_SET PROBLEM:_ Copy the records word for word, from their first line through the line that contains "commit-details-panel: No commits", both included.

--- DATA TO USE ---

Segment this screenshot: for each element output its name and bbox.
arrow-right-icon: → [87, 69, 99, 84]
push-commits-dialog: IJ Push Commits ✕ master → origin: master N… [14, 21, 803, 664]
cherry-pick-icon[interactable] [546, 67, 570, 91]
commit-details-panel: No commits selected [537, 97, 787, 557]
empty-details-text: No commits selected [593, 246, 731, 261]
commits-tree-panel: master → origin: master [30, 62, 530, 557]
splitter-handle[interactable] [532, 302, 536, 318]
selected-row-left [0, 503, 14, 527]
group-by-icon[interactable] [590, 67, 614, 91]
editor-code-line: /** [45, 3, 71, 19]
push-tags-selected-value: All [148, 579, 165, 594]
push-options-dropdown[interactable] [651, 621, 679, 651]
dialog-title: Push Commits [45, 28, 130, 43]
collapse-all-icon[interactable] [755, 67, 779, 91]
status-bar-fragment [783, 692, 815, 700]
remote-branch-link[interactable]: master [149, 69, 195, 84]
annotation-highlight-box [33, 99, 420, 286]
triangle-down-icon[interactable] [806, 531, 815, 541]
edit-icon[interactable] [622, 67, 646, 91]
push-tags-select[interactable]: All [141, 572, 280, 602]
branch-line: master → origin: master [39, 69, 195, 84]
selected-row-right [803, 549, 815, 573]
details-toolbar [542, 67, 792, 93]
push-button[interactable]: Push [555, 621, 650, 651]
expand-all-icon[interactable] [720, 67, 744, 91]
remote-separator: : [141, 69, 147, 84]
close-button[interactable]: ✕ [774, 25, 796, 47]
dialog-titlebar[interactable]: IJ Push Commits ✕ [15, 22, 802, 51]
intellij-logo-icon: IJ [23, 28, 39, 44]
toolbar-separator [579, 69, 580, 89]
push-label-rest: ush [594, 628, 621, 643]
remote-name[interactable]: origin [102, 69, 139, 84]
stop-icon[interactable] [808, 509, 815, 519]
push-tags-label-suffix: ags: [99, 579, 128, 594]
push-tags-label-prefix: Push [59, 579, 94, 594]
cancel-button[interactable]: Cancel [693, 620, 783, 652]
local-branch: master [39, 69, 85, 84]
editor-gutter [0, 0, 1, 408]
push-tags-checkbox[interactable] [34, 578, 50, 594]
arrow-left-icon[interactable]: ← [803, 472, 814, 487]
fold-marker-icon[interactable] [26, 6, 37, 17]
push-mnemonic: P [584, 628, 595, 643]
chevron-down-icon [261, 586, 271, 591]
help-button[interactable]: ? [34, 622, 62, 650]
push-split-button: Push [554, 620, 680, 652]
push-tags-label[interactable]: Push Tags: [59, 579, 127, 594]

---

_ANSWER:_
Segment this screenshot: for each element output its name and bbox.
arrow-right-icon: → [87, 69, 99, 84]
push-commits-dialog: IJ Push Commits ✕ master → origin: master N… [14, 21, 803, 664]
cherry-pick-icon[interactable] [546, 67, 570, 91]
commit-details-panel: No commits selected [537, 97, 787, 557]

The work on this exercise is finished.